§ Input records:
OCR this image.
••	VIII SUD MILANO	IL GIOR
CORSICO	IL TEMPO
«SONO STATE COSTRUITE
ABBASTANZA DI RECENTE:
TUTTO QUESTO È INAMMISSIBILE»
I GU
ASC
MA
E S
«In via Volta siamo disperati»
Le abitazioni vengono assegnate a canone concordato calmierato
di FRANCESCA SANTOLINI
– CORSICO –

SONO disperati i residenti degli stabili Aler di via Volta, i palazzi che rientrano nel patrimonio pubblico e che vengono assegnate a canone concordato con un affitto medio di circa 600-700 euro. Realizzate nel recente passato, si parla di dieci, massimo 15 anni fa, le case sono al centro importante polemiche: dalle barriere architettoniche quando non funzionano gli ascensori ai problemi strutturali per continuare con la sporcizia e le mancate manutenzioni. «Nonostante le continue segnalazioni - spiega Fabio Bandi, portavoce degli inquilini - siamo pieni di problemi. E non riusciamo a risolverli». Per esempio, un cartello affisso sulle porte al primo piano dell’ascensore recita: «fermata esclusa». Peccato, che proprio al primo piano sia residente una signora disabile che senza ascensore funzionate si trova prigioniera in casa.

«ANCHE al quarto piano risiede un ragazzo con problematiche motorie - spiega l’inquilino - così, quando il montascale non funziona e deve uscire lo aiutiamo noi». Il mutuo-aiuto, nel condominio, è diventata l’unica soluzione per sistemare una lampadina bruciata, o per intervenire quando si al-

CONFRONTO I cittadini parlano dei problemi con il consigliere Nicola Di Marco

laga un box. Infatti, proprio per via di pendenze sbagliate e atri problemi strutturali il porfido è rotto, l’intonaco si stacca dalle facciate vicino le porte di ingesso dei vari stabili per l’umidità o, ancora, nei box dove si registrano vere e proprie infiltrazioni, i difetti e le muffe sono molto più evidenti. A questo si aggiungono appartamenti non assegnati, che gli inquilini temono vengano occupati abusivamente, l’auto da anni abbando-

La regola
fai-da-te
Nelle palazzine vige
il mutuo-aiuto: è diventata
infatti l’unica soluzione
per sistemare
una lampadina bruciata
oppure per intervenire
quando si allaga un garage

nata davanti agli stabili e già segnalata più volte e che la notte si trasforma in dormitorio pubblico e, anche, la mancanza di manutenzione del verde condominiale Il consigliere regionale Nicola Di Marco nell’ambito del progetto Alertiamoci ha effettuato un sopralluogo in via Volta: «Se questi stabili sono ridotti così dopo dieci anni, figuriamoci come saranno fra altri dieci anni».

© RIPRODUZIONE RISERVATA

§ Task description: For the listing above, identify each line bearing "così".

§ Exercise output:
«ANCHE al quarto piano risiede un ragazzo con problematiche motorie - spiega l’inquilino - così, quando il montascale non funziona e deve uscire lo aiutiamo noi». Il mutuo-aiuto, nel condominio, è diventata l’unica soluzione per sistemare una lampadina bruciata, o per intervenire quando si al-
nata davanti agli stabili e già segnalata più volte e che la notte si trasforma in dormitorio pubblico e, anche, la mancanza di manutenzione del verde condominiale Il consigliere regionale Nicola Di Marco nell’ambito del progetto Alertiamoci ha effettuato un sopralluogo in via Volta: «Se questi stabili sono ridotti così dopo dieci anni, figuriamoci come saranno fra altri dieci anni».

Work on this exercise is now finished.